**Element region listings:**
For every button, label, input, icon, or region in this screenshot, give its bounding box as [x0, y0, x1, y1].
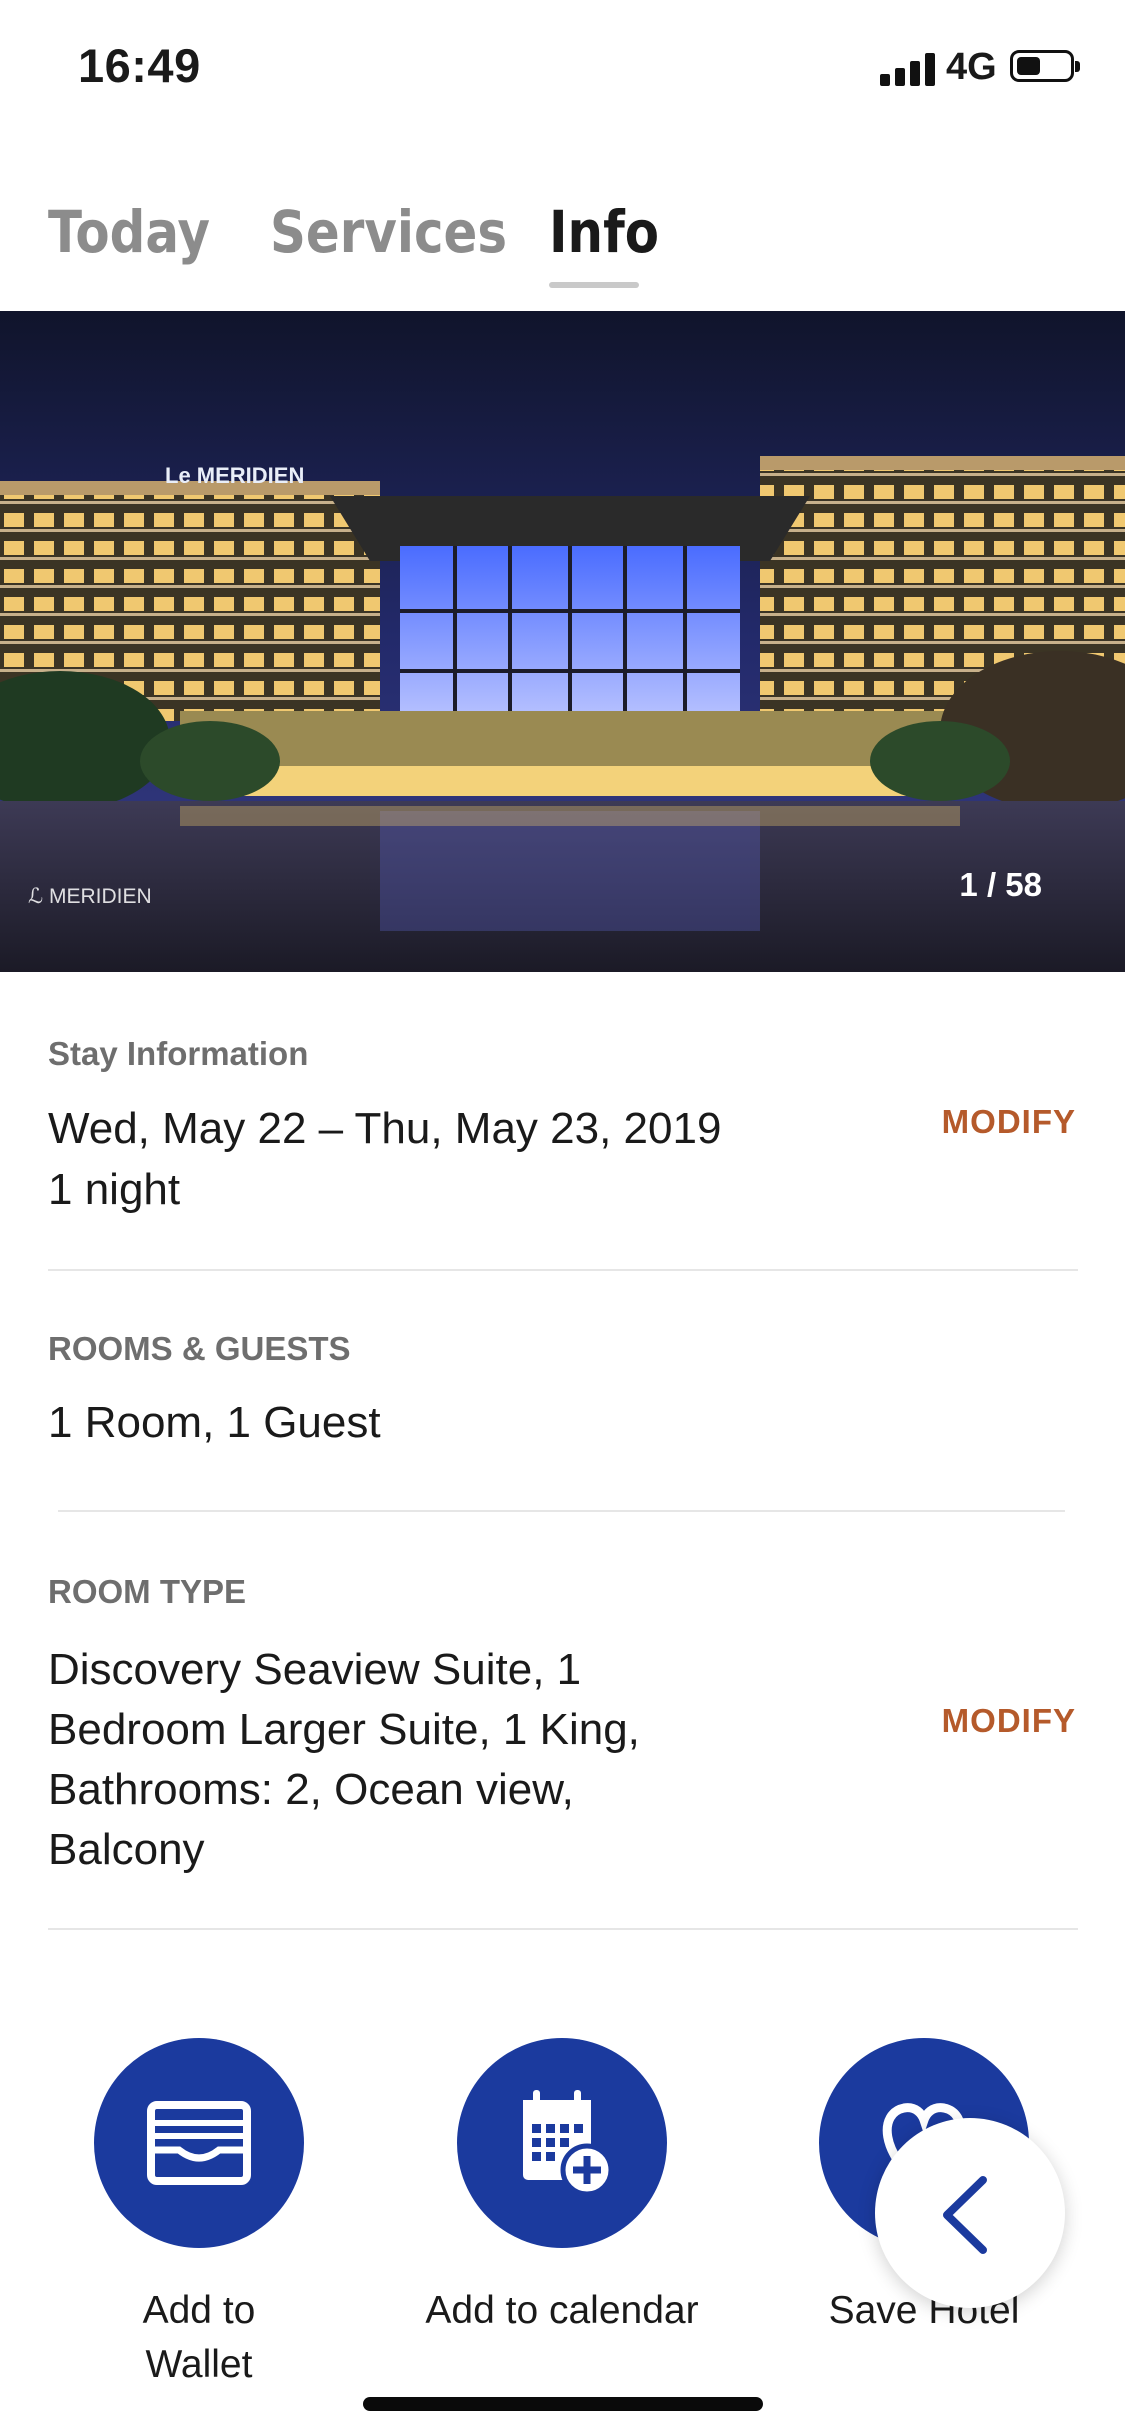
add-to-calendar-label: Add to calendar	[425, 2289, 699, 2332]
signal-icon	[880, 52, 936, 86]
add-to-wallet-button[interactable]	[94, 2038, 304, 2248]
add-to-wallet-action[interactable]: Add to Wallet	[59, 2038, 339, 2392]
wallet-icon	[147, 2101, 251, 2185]
home-indicator[interactable]	[363, 2397, 763, 2411]
network-label: 4G	[946, 46, 997, 88]
status-time: 16:49	[78, 39, 201, 92]
chevron-left-icon	[943, 2176, 987, 2254]
photo-counter: 1 / 58	[959, 866, 1042, 903]
add-to-wallet-label-1: Add to	[142, 2289, 256, 2332]
calendar-add-icon	[523, 2090, 614, 2197]
hotel-sign-logo: Le MERIDIEN	[165, 463, 304, 488]
room-type-line: Bathrooms: 2, Ocean view,	[48, 1765, 574, 1814]
stay-information-label: Stay Information	[48, 1035, 309, 1072]
room-type-line: Bedroom Larger Suite, 1 King,	[48, 1705, 640, 1754]
modify-room-button[interactable]: MODIFY	[942, 1702, 1076, 1740]
add-to-calendar-action[interactable]: Add to calendar	[422, 2038, 702, 2338]
divider	[48, 1928, 1078, 1930]
add-to-wallet-label-2: Wallet	[145, 2343, 253, 2386]
tab-today[interactable]: Today	[48, 198, 210, 266]
stay-nights: 1 night	[48, 1165, 181, 1214]
tab-info[interactable]: Info	[549, 198, 659, 266]
divider	[58, 1510, 1065, 1512]
tab-services[interactable]: Services	[270, 198, 507, 266]
rooms-guests-value: 1 Room, 1 Guest	[48, 1398, 381, 1447]
modify-stay-button[interactable]: MODIFY	[942, 1103, 1076, 1141]
room-type-label: ROOM TYPE	[48, 1573, 247, 1610]
rooms-guests-label: ROOMS & GUESTS	[48, 1330, 351, 1367]
room-type-line: Balcony	[48, 1825, 205, 1874]
battery-icon	[1010, 50, 1080, 82]
stay-dates: Wed, May 22 – Thu, May 23, 2019	[48, 1104, 722, 1153]
room-type-line: Discovery Seaview Suite, 1	[48, 1645, 582, 1694]
tab-bar: Today Services Info	[0, 190, 1125, 310]
divider	[48, 1269, 1078, 1271]
hotel-photo[interactable]: Le MERIDIEN ℒ MERIDIEN 1 / 58	[0, 311, 1125, 972]
battery-level	[1017, 57, 1040, 75]
add-to-calendar-button[interactable]	[457, 2038, 667, 2248]
status-bar: 16:49 4G	[0, 0, 1125, 140]
hotel-photo-illustration: Le MERIDIEN ℒ MERIDIEN	[0, 311, 1125, 972]
back-button[interactable]	[875, 2118, 1065, 2308]
tab-active-indicator	[549, 282, 639, 288]
photo-watermark-logo: ℒ MERIDIEN	[28, 885, 152, 908]
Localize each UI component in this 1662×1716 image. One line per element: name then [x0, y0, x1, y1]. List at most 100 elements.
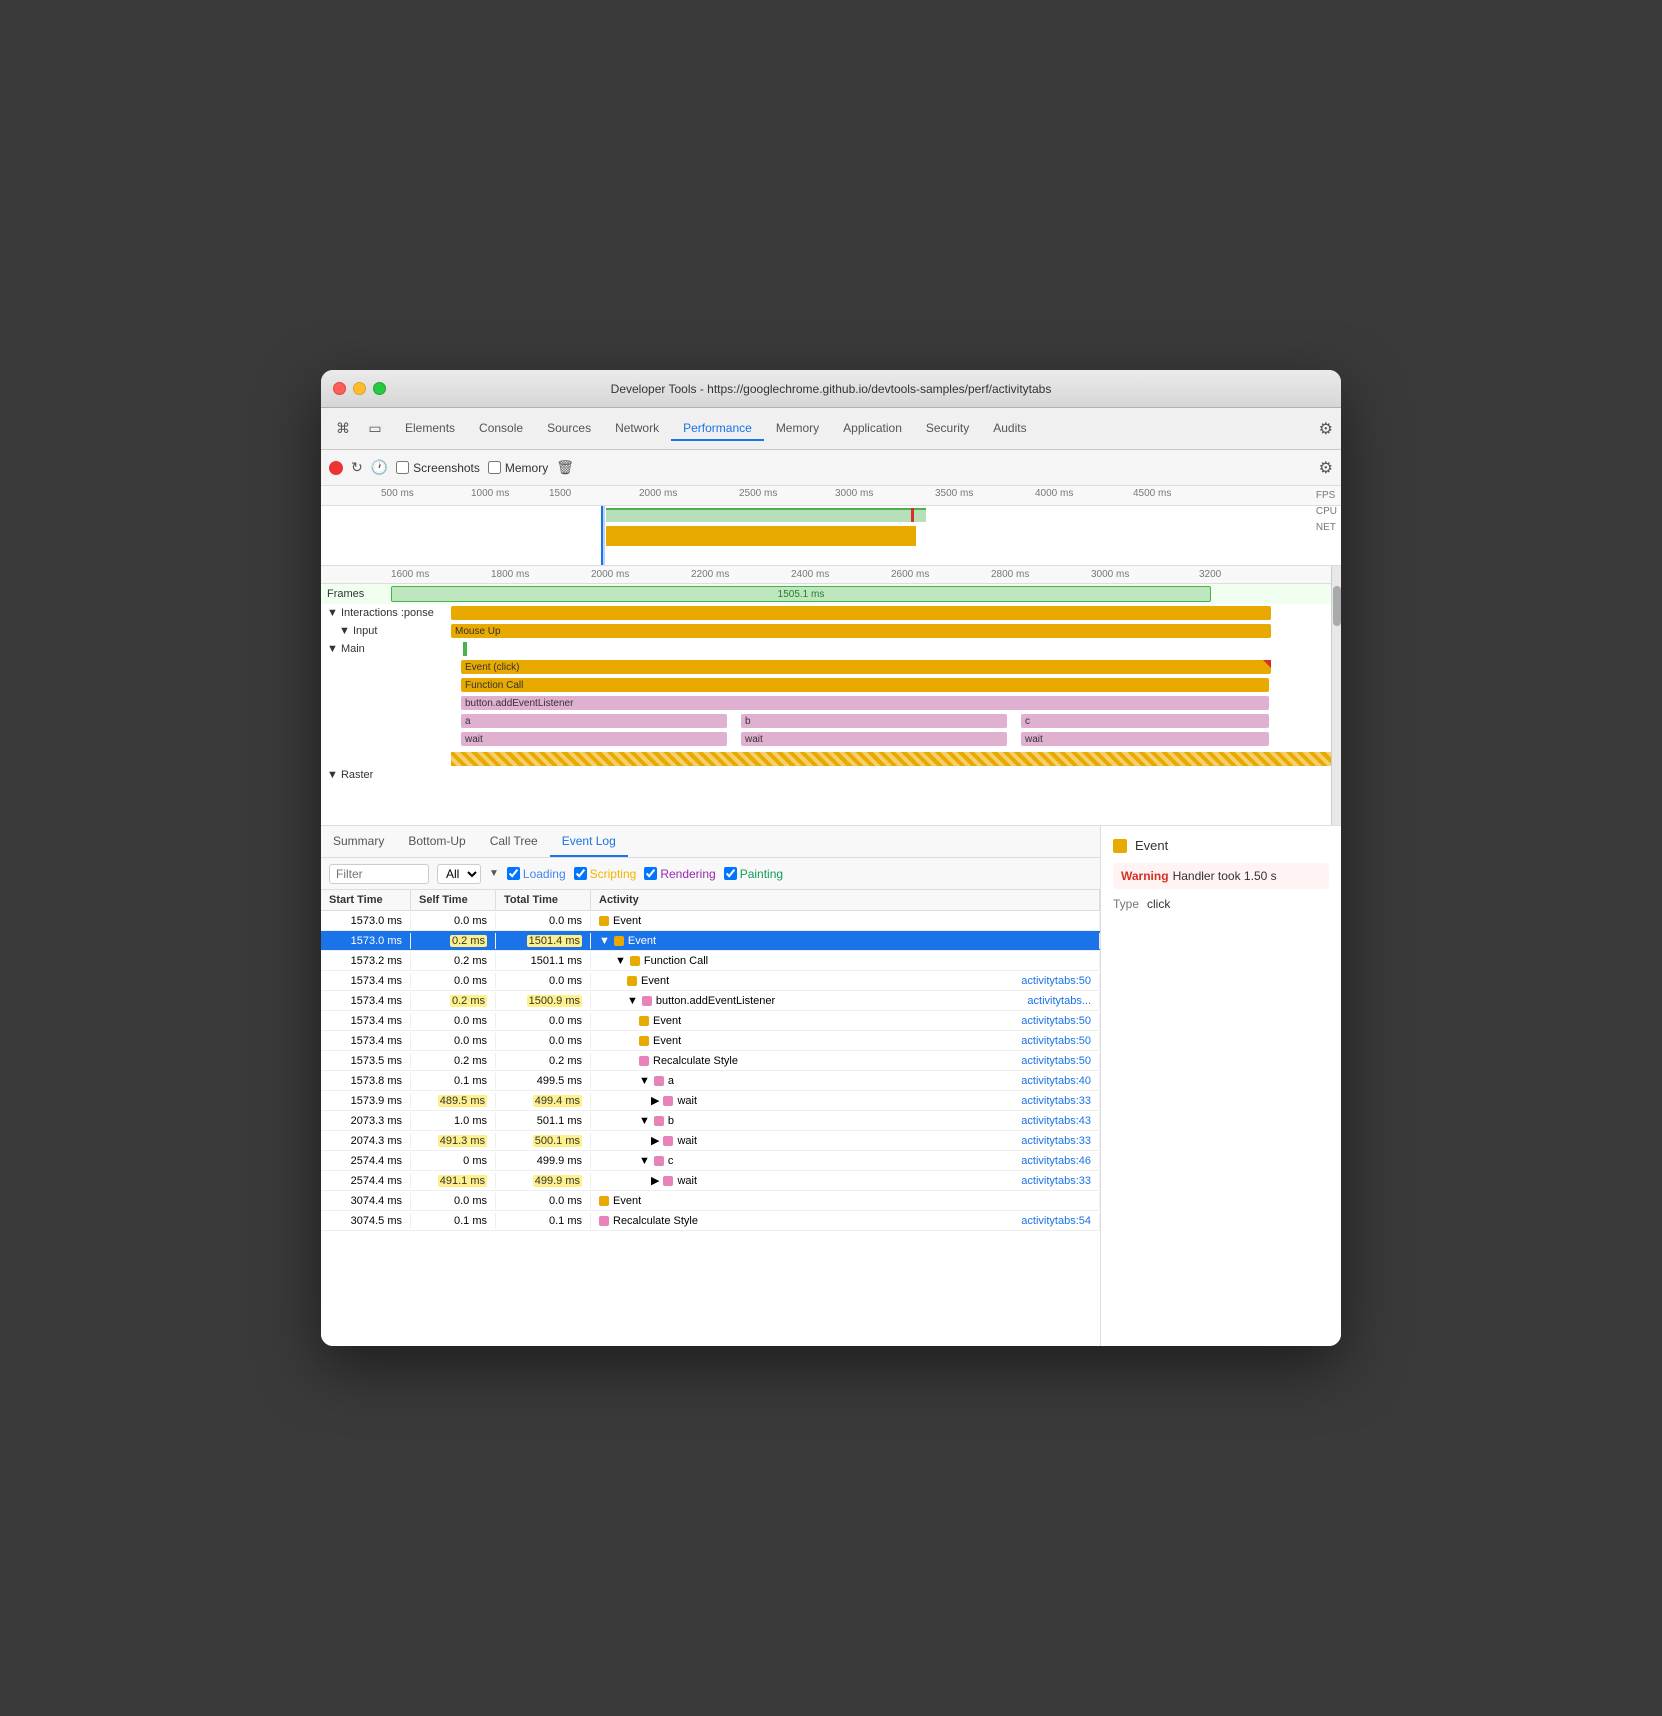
memory-checkbox[interactable] [488, 461, 501, 474]
activity-link[interactable]: activitytabs:40 [1021, 1075, 1091, 1087]
cell-activity: Event activitytabs:50 [591, 1013, 1100, 1029]
activity-label: b [668, 1115, 674, 1127]
flame-chart-area[interactable]: 1600 ms 1800 ms 2000 ms 2200 ms 2400 ms … [321, 566, 1341, 826]
screenshots-label: Screenshots [413, 461, 480, 475]
table-row[interactable]: 1573.8 ms 0.1 ms 499.5 ms ▼ a activityta… [321, 1071, 1100, 1091]
activity-link[interactable]: activitytabs:50 [1021, 1015, 1091, 1027]
cell-self: 0.2 ms [411, 933, 496, 949]
scrollbar-thumb[interactable] [1333, 586, 1341, 626]
rendering-checkbox[interactable] [644, 867, 657, 880]
activity-link[interactable]: activitytabs:50 [1021, 1055, 1091, 1067]
cell-total: 499.5 ms [496, 1073, 591, 1089]
table-row[interactable]: 1573.5 ms 0.2 ms 0.2 ms Recalculate Styl… [321, 1051, 1100, 1071]
filter-input[interactable] [329, 864, 429, 884]
function-call-row[interactable]: Function Call [321, 676, 1341, 694]
long-task-flag [1263, 660, 1271, 668]
activity-link[interactable]: activitytabs:46 [1021, 1155, 1091, 1167]
tab-audits[interactable]: Audits [981, 417, 1038, 441]
filter-all-select[interactable]: All [437, 864, 481, 884]
rec-settings-icon[interactable]: ⚙ [1319, 458, 1333, 478]
table-row[interactable]: 1573.2 ms 0.2 ms 1501.1 ms ▼ Function Ca… [321, 951, 1100, 971]
tab-elements[interactable]: Elements [393, 417, 467, 441]
tab-security[interactable]: Security [914, 417, 981, 441]
wait-row[interactable]: wait wait wait [321, 730, 1341, 748]
tab-summary[interactable]: Summary [321, 826, 396, 857]
loading-filter[interactable]: Loading [507, 867, 566, 881]
timeline-overview[interactable]: 500 ms 1000 ms 1500 2000 ms 2500 ms 3000… [321, 486, 1341, 566]
activity-label: c [668, 1155, 674, 1167]
table-row-selected[interactable]: 1573.0 ms 0.2 ms 1501.4 ms ▼ Event [321, 931, 1100, 951]
table-row[interactable]: 1573.4 ms 0.0 ms 0.0 ms Event activityta… [321, 971, 1100, 991]
warning-label: Warning [1121, 869, 1169, 883]
screenshots-checkbox[interactable] [396, 461, 409, 474]
cell-start: 2574.4 ms [321, 1173, 411, 1189]
activity-link[interactable]: activitytabs:33 [1021, 1175, 1091, 1187]
settings-icon[interactable]: ⚙ [1319, 419, 1333, 439]
close-button[interactable] [333, 382, 346, 395]
trash-icon[interactable]: 🗑 [556, 459, 574, 476]
cell-start: 1573.0 ms [321, 933, 411, 949]
tab-event-log[interactable]: Event Log [550, 826, 628, 857]
table-row[interactable]: 2074.3 ms 491.3 ms 500.1 ms ▶ wait activ… [321, 1131, 1100, 1151]
activity-link[interactable]: activitytabs:43 [1021, 1115, 1091, 1127]
warning-text: Handler took 1.50 s [1173, 869, 1277, 883]
event-click-row[interactable]: Event (click) [321, 658, 1341, 676]
activity-link[interactable]: activitytabs:54 [1021, 1215, 1091, 1227]
tab-performance[interactable]: Performance [671, 417, 764, 441]
cell-total: 499.9 ms [496, 1153, 591, 1169]
cursor-icon[interactable]: ⌘ [329, 415, 357, 443]
scripting-filter[interactable]: Scripting [574, 867, 637, 881]
abc-row[interactable]: a b c [321, 712, 1341, 730]
type-value: click [1147, 897, 1170, 911]
data-table[interactable]: Start Time Self Time Total Time Activity… [321, 890, 1100, 1346]
mini-chart-area[interactable] [321, 506, 1341, 566]
activity-label: a [668, 1075, 674, 1087]
table-row[interactable]: 3074.4 ms 0.0 ms 0.0 ms Event [321, 1191, 1100, 1211]
tab-bar: Elements Console Sources Network Perform… [393, 417, 1039, 441]
ruler-1500ms: 1500 [549, 488, 571, 499]
rendering-filter[interactable]: Rendering [644, 867, 715, 881]
minimize-button[interactable] [353, 382, 366, 395]
activity-link[interactable]: activitytabs:50 [1021, 1035, 1091, 1047]
table-header: Start Time Self Time Total Time Activity [321, 890, 1100, 911]
type-label: Type [1113, 897, 1139, 911]
table-row[interactable]: 1573.0 ms 0.0 ms 0.0 ms Event [321, 911, 1100, 931]
vertical-scrollbar[interactable] [1331, 566, 1341, 825]
table-row[interactable]: 1573.9 ms 489.5 ms 499.4 ms ▶ wait activ… [321, 1091, 1100, 1111]
tab-call-tree[interactable]: Call Tree [478, 826, 550, 857]
activity-link[interactable]: activitytabs:50 [1021, 975, 1091, 987]
table-row[interactable]: 1573.4 ms 0.2 ms 1500.9 ms ▼ button.addE… [321, 991, 1100, 1011]
tab-bottom-up[interactable]: Bottom-Up [396, 826, 477, 857]
cell-start: 1573.4 ms [321, 973, 411, 989]
table-row[interactable]: 3074.5 ms 0.1 ms 0.1 ms Recalculate Styl… [321, 1211, 1100, 1231]
cell-self: 489.5 ms [411, 1093, 496, 1109]
table-row[interactable]: 2574.4 ms 491.1 ms 499.9 ms ▶ wait activ… [321, 1171, 1100, 1191]
button-addeventlistener-row[interactable]: button.addEventListener [321, 694, 1341, 712]
tab-console[interactable]: Console [467, 417, 535, 441]
tab-memory[interactable]: Memory [764, 417, 831, 441]
painting-checkbox[interactable] [724, 867, 737, 880]
input-label: ▼ Input [321, 625, 451, 637]
tab-network[interactable]: Network [603, 417, 671, 441]
table-row[interactable]: 1573.4 ms 0.0 ms 0.0 ms Event activityta… [321, 1011, 1100, 1031]
activity-label: Event [641, 975, 669, 987]
scripting-checkbox[interactable] [574, 867, 587, 880]
table-row[interactable]: 2574.4 ms 0 ms 499.9 ms ▼ c activitytabs… [321, 1151, 1100, 1171]
activity-link[interactable]: activitytabs... [1027, 995, 1091, 1007]
loading-checkbox[interactable] [507, 867, 520, 880]
tab-sources[interactable]: Sources [535, 417, 603, 441]
painting-filter[interactable]: Painting [724, 867, 783, 881]
yellow-strip [451, 752, 1341, 766]
record-button[interactable] [329, 461, 343, 475]
table-row[interactable]: 1573.4 ms 0.0 ms 0.0 ms Event activityta… [321, 1031, 1100, 1051]
activity-link[interactable]: activitytabs:33 [1021, 1135, 1091, 1147]
activity-link[interactable]: activitytabs:33 [1021, 1095, 1091, 1107]
table-row[interactable]: 2073.3 ms 1.0 ms 501.1 ms ▼ b activityta… [321, 1111, 1100, 1131]
refresh-button[interactable]: ↻ [351, 459, 363, 476]
maximize-button[interactable] [373, 382, 386, 395]
tab-application[interactable]: Application [831, 417, 914, 441]
device-icon[interactable]: ▭ [361, 415, 389, 443]
cell-activity: ▼ Event [591, 933, 1100, 949]
clear-button[interactable]: 🕐 [371, 459, 388, 476]
cell-start: 1573.4 ms [321, 1013, 411, 1029]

**TASK DIRECTIONS:** Print the lines from the one containing "add-to-calendar-label: Add to" through the one containing "2118, 1065, 2308]", inclusive, with each line reproduced unchanged.

**FULL RESPONSE:**
add-to-calendar-label: Add to calendar	[425, 2289, 699, 2332]
signal-icon	[880, 52, 936, 86]
add-to-wallet-button[interactable]	[94, 2038, 304, 2248]
add-to-wallet-action[interactable]: Add to Wallet	[59, 2038, 339, 2392]
wallet-icon	[147, 2101, 251, 2185]
home-indicator[interactable]	[363, 2397, 763, 2411]
network-label: 4G	[946, 46, 997, 88]
status-time: 16:49	[78, 39, 201, 92]
chevron-left-icon	[943, 2176, 987, 2254]
photo-counter: 1 / 58	[959, 866, 1042, 903]
add-to-wallet-label-1: Add to	[142, 2289, 256, 2332]
calendar-add-icon	[523, 2090, 614, 2197]
hotel-sign-logo: Le MERIDIEN	[165, 463, 304, 488]
room-type-line: Bathrooms: 2, Ocean view,	[48, 1765, 574, 1814]
stay-information-label: Stay Information	[48, 1035, 309, 1072]
room-type-line: Bedroom Larger Suite, 1 King,	[48, 1705, 640, 1754]
modify-room-button[interactable]: MODIFY	[942, 1702, 1076, 1740]
add-to-calendar-action[interactable]: Add to calendar	[422, 2038, 702, 2338]
divider	[48, 1928, 1078, 1930]
add-to-wallet-label-2: Wallet	[145, 2343, 253, 2386]
tab-today[interactable]: Today	[48, 198, 210, 266]
stay-nights: 1 night	[48, 1165, 181, 1214]
tab-info[interactable]: Info	[549, 198, 659, 266]
divider	[58, 1510, 1065, 1512]
tab-services[interactable]: Services	[270, 198, 507, 266]
rooms-guests-value: 1 Room, 1 Guest	[48, 1398, 381, 1447]
modify-stay-button[interactable]: MODIFY	[942, 1103, 1076, 1141]
room-type-label: ROOM TYPE	[48, 1573, 247, 1610]
rooms-guests-label: ROOMS & GUESTS	[48, 1330, 351, 1367]
room-type-line: Balcony	[48, 1825, 205, 1874]
battery-icon	[1010, 50, 1080, 82]
stay-dates: Wed, May 22 – Thu, May 23, 2019	[48, 1104, 722, 1153]
room-type-line: Discovery Seaview Suite, 1	[48, 1645, 582, 1694]
tab-bar: Today Services Info	[0, 190, 1125, 310]
divider	[48, 1269, 1078, 1271]
hotel-photo[interactable]: Le MERIDIEN ℒ MERIDIEN 1 / 58	[0, 311, 1125, 972]
battery-level	[1017, 57, 1040, 75]
add-to-calendar-button[interactable]	[457, 2038, 667, 2248]
status-bar: 16:49 4G	[0, 0, 1125, 140]
hotel-photo-illustration: Le MERIDIEN ℒ MERIDIEN	[0, 311, 1125, 972]
back-button[interactable]	[875, 2118, 1065, 2308]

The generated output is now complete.